> Aim of the task: The entries below should be quoted exactly, with no pictures carried over.

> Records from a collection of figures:
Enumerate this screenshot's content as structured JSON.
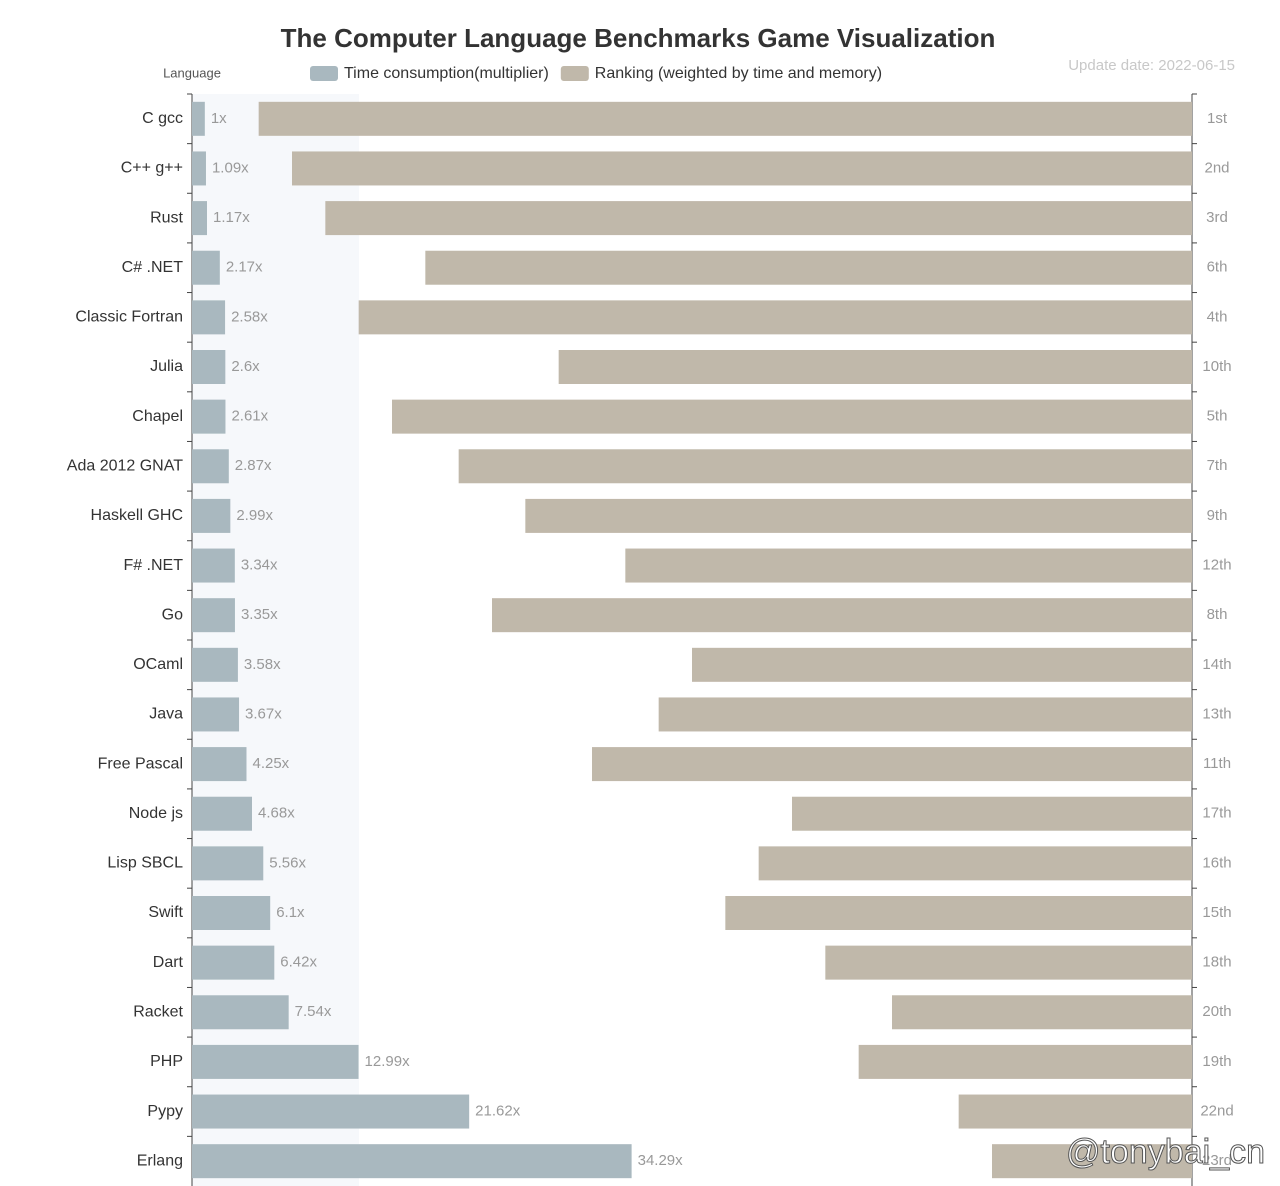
{
  "chart_data": {
    "type": "bar",
    "orientation": "horizontal",
    "title": "The Computer Language Benchmarks Game Visualization",
    "subtitle": "Update date: 2022-06-15",
    "y_label": "Language",
    "watermark": "@tonybai_cn",
    "categories": [
      "C gcc",
      "C++ g++",
      "Rust",
      "C# .NET",
      "Classic Fortran",
      "Julia",
      "Chapel",
      "Ada 2012 GNAT",
      "Haskell GHC",
      "F# .NET",
      "Go",
      "OCaml",
      "Java",
      "Free Pascal",
      "Node js",
      "Lisp SBCL",
      "Swift",
      "Dart",
      "Racket",
      "PHP",
      "Pypy",
      "Erlang"
    ],
    "xlim": [
      0,
      78
    ],
    "x2lim": [
      -1,
      29
    ],
    "series": [
      {
        "name": "Time consumption(multiplier)",
        "color": "#a9b8bf",
        "axis": "x",
        "values": [
          1,
          1.09,
          1.17,
          2.17,
          2.58,
          2.6,
          2.61,
          2.87,
          2.99,
          3.34,
          3.35,
          3.58,
          3.67,
          4.25,
          4.68,
          5.56,
          6.1,
          6.42,
          7.54,
          12.99,
          21.62,
          34.29
        ],
        "value_labels": [
          "1x",
          "1.09x",
          "1.17x",
          "2.17x",
          "2.58x",
          "2.6x",
          "2.61x",
          "2.87x",
          "2.99x",
          "3.34x",
          "3.35x",
          "3.58x",
          "3.67x",
          "4.25x",
          "4.68x",
          "5.56x",
          "6.1x",
          "6.42x",
          "7.54x",
          "12.99x",
          "21.62x",
          "34.29x"
        ]
      },
      {
        "name": "Ranking (weighted by time and memory)",
        "color": "#c0b8aa",
        "axis": "x2",
        "values": [
          1,
          2,
          3,
          6,
          4,
          10,
          5,
          7,
          9,
          12,
          8,
          14,
          13,
          11,
          17,
          16,
          15,
          18,
          20,
          19,
          22,
          23
        ],
        "value_labels": [
          "1st",
          "2nd",
          "3rd",
          "6th",
          "4th",
          "10th",
          "5th",
          "7th",
          "9th",
          "12th",
          "8th",
          "14th",
          "13th",
          "11th",
          "17th",
          "16th",
          "15th",
          "18th",
          "20th",
          "19th",
          "22nd",
          "23rd"
        ]
      }
    ]
  }
}
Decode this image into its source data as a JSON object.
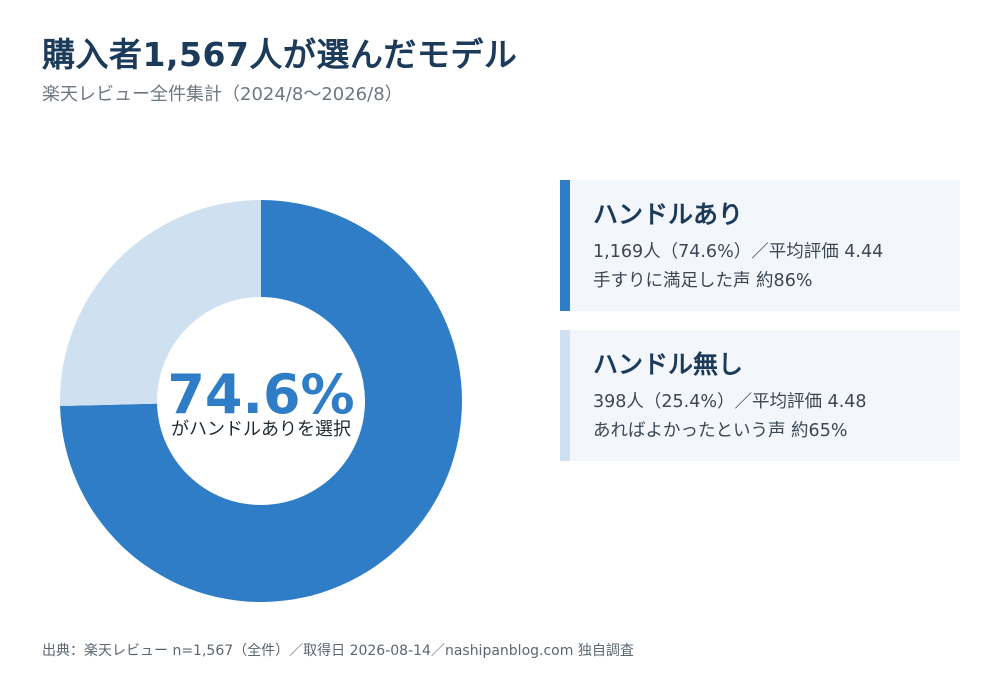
{
  "header": {
    "title": "購入者1,567人が選んだモデル",
    "subtitle": "楽天レビュー全件集計（2024/8〜2026/8）"
  },
  "center": {
    "big": "74.6%",
    "caption": "がハンドルありを選択"
  },
  "cards": [
    {
      "title": "ハンドルあり",
      "line1": "1,169人（74.6%）／平均評価 4.44",
      "line2": "手すりに満足した声 約86%",
      "accent": "#2f7dc6"
    },
    {
      "title": "ハンドル無し",
      "line1": "398人（25.4%）／平均評価 4.48",
      "line2": "あればよかったという声 約65%",
      "accent": "#cfe0f1"
    }
  ],
  "footer": {
    "source": "出典：楽天レビュー n=1,567（全件）／取得日 2026-08-14／nashipanblog.com 独自調査"
  },
  "chart_data": {
    "type": "pie",
    "donut": true,
    "categories": [
      "ハンドルあり",
      "ハンドル無し"
    ],
    "values": [
      1169,
      398
    ],
    "percentages": [
      74.6,
      25.4
    ],
    "colors": [
      "#2f7dc6",
      "#cfe0f1"
    ],
    "start_angle": "top",
    "direction": "clockwise",
    "center_label": "74.6%",
    "center_caption": "がハンドルありを選択"
  }
}
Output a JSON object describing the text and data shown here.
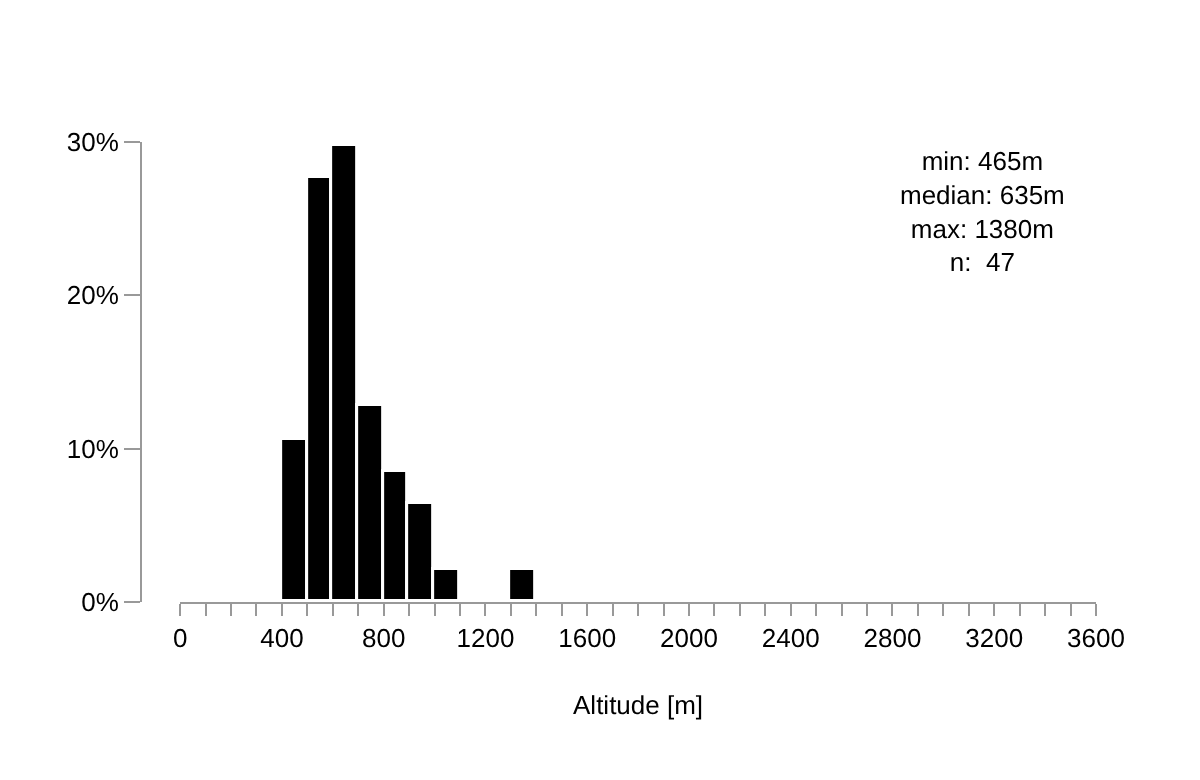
{
  "chart_data": {
    "type": "histogram",
    "xlabel": "Altitude [m]",
    "bins": [
      400,
      500,
      600,
      700,
      800,
      900,
      1000,
      1100,
      1200,
      1300,
      1400
    ],
    "values": [
      10.6,
      27.7,
      29.8,
      12.8,
      8.5,
      6.4,
      2.1,
      0,
      0,
      2.1
    ],
    "color": "#000000",
    "xlim": [
      0,
      3600
    ],
    "xticks": [
      0,
      {
        "value": 100,
        "label": null
      },
      {
        "value": 200,
        "label": null
      },
      {
        "value": 300,
        "label": null
      },
      400,
      {
        "value": 500,
        "label": null
      },
      {
        "value": 600,
        "label": null
      },
      {
        "value": 700,
        "label": null
      },
      800,
      {
        "value": 900,
        "label": null
      },
      {
        "value": 1000,
        "label": null
      },
      {
        "value": 1100,
        "label": null
      },
      1200,
      {
        "value": 1300,
        "label": null
      },
      {
        "value": 1400,
        "label": null
      },
      {
        "value": 1500,
        "label": null
      },
      1600,
      {
        "value": 1700,
        "label": null
      },
      {
        "value": 1800,
        "label": null
      },
      {
        "value": 1900,
        "label": null
      },
      2000,
      {
        "value": 2100,
        "label": null
      },
      {
        "value": 2200,
        "label": null
      },
      {
        "value": 2300,
        "label": null
      },
      2400,
      {
        "value": 2500,
        "label": null
      },
      {
        "value": 2600,
        "label": null
      },
      {
        "value": 2700,
        "label": null
      },
      2800,
      {
        "value": 2900,
        "label": null
      },
      {
        "value": 3000,
        "label": null
      },
      {
        "value": 3100,
        "label": null
      },
      3200,
      {
        "value": 3300,
        "label": null
      },
      {
        "value": 3400,
        "label": null
      },
      {
        "value": 3500,
        "label": null
      },
      3600
    ],
    "ylim": [
      0,
      30
    ],
    "yticks": [
      {
        "value": 0,
        "label": "0%"
      },
      {
        "value": 10,
        "label": "10%"
      },
      {
        "value": 20,
        "label": "20%"
      },
      {
        "value": 30,
        "label": "30%"
      }
    ],
    "annotations": [
      "min: 465m\nmedian: 635m\nmax: 1380m\nn:  47"
    ]
  }
}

> The output:
Enumerate this screenshot's content as structured JSON.
{
  "chart_data": {
    "type": "bar",
    "orientation": "horizontal",
    "title": "The Computer Language Benchmarks Game Visualization",
    "subtitle": "Update date: 2022-06-15",
    "y_label": "Language",
    "watermark": "@tonybai_cn",
    "categories": [
      "C gcc",
      "C++ g++",
      "Rust",
      "C# .NET",
      "Classic Fortran",
      "Julia",
      "Chapel",
      "Ada 2012 GNAT",
      "Haskell GHC",
      "F# .NET",
      "Go",
      "OCaml",
      "Java",
      "Free Pascal",
      "Node js",
      "Lisp SBCL",
      "Swift",
      "Dart",
      "Racket",
      "PHP",
      "Pypy",
      "Erlang"
    ],
    "xlim": [
      0,
      78
    ],
    "x2lim": [
      -1,
      29
    ],
    "series": [
      {
        "name": "Time consumption(multiplier)",
        "color": "#a9b8bf",
        "axis": "x",
        "values": [
          1,
          1.09,
          1.17,
          2.17,
          2.58,
          2.6,
          2.61,
          2.87,
          2.99,
          3.34,
          3.35,
          3.58,
          3.67,
          4.25,
          4.68,
          5.56,
          6.1,
          6.42,
          7.54,
          12.99,
          21.62,
          34.29
        ],
        "value_labels": [
          "1x",
          "1.09x",
          "1.17x",
          "2.17x",
          "2.58x",
          "2.6x",
          "2.61x",
          "2.87x",
          "2.99x",
          "3.34x",
          "3.35x",
          "3.58x",
          "3.67x",
          "4.25x",
          "4.68x",
          "5.56x",
          "6.1x",
          "6.42x",
          "7.54x",
          "12.99x",
          "21.62x",
          "34.29x"
        ]
      },
      {
        "name": "Ranking (weighted by time and memory)",
        "color": "#c0b8aa",
        "axis": "x2",
        "values": [
          1,
          2,
          3,
          6,
          4,
          10,
          5,
          7,
          9,
          12,
          8,
          14,
          13,
          11,
          17,
          16,
          15,
          18,
          20,
          19,
          22,
          23
        ],
        "value_labels": [
          "1st",
          "2nd",
          "3rd",
          "6th",
          "4th",
          "10th",
          "5th",
          "7th",
          "9th",
          "12th",
          "8th",
          "14th",
          "13th",
          "11th",
          "17th",
          "16th",
          "15th",
          "18th",
          "20th",
          "19th",
          "22nd",
          "23rd"
        ]
      }
    ]
  }
}
Decode this image into its source data as a JSON object.
{
  "header": {
    "title": "購入者1,567人が選んだモデル",
    "subtitle": "楽天レビュー全件集計（2024/8〜2026/8）"
  },
  "center": {
    "big": "74.6%",
    "caption": "がハンドルありを選択"
  },
  "cards": [
    {
      "title": "ハンドルあり",
      "line1": "1,169人（74.6%）／平均評価 4.44",
      "line2": "手すりに満足した声 約86%",
      "accent": "#2f7dc6"
    },
    {
      "title": "ハンドル無し",
      "line1": "398人（25.4%）／平均評価 4.48",
      "line2": "あればよかったという声 約65%",
      "accent": "#cfe0f1"
    }
  ],
  "footer": {
    "source": "出典：楽天レビュー n=1,567（全件）／取得日 2026-08-14／nashipanblog.com 独自調査"
  },
  "chart_data": {
    "type": "pie",
    "donut": true,
    "categories": [
      "ハンドルあり",
      "ハンドル無し"
    ],
    "values": [
      1169,
      398
    ],
    "percentages": [
      74.6,
      25.4
    ],
    "colors": [
      "#2f7dc6",
      "#cfe0f1"
    ],
    "start_angle": "top",
    "direction": "clockwise",
    "center_label": "74.6%",
    "center_caption": "がハンドルありを選択"
  }
}
Output a JSON object describing the text and data shown here.
{
  "chart_data": {
    "type": "histogram",
    "xlabel": "Altitude [m]",
    "bins": [
      400,
      500,
      600,
      700,
      800,
      900,
      1000,
      1100,
      1200,
      1300,
      1400
    ],
    "values": [
      10.6,
      27.7,
      29.8,
      12.8,
      8.5,
      6.4,
      2.1,
      0,
      0,
      2.1
    ],
    "color": "#000000",
    "xlim": [
      0,
      3600
    ],
    "xticks": [
      0,
      {
        "value": 100,
        "label": null
      },
      {
        "value": 200,
        "label": null
      },
      {
        "value": 300,
        "label": null
      },
      400,
      {
        "value": 500,
        "label": null
      },
      {
        "value": 600,
        "label": null
      },
      {
        "value": 700,
        "label": null
      },
      800,
      {
        "value": 900,
        "label": null
      },
      {
        "value": 1000,
        "label": null
      },
      {
        "value": 1100,
        "label": null
      },
      1200,
      {
        "value": 1300,
        "label": null
      },
      {
        "value": 1400,
        "label": null
      },
      {
        "value": 1500,
        "label": null
      },
      1600,
      {
        "value": 1700,
        "label": null
      },
      {
        "value": 1800,
        "label": null
      },
      {
        "value": 1900,
        "label": null
      },
      2000,
      {
        "value": 2100,
        "label": null
      },
      {
        "value": 2200,
        "label": null
      },
      {
        "value": 2300,
        "label": null
      },
      2400,
      {
        "value": 2500,
        "label": null
      },
      {
        "value": 2600,
        "label": null
      },
      {
        "value": 2700,
        "label": null
      },
      2800,
      {
        "value": 2900,
        "label": null
      },
      {
        "value": 3000,
        "label": null
      },
      {
        "value": 3100,
        "label": null
      },
      3200,
      {
        "value": 3300,
        "label": null
      },
      {
        "value": 3400,
        "label": null
      },
      {
        "value": 3500,
        "label": null
      },
      3600
    ],
    "ylim": [
      0,
      30
    ],
    "yticks": [
      {
        "value": 0,
        "label": "0%"
      },
      {
        "value": 10,
        "label": "10%"
      },
      {
        "value": 20,
        "label": "20%"
      },
      {
        "value": 30,
        "label": "30%"
      }
    ],
    "annotations": [
      "min: 465m\nmedian: 635m\nmax: 1380m\nn:  47"
    ]
  }
}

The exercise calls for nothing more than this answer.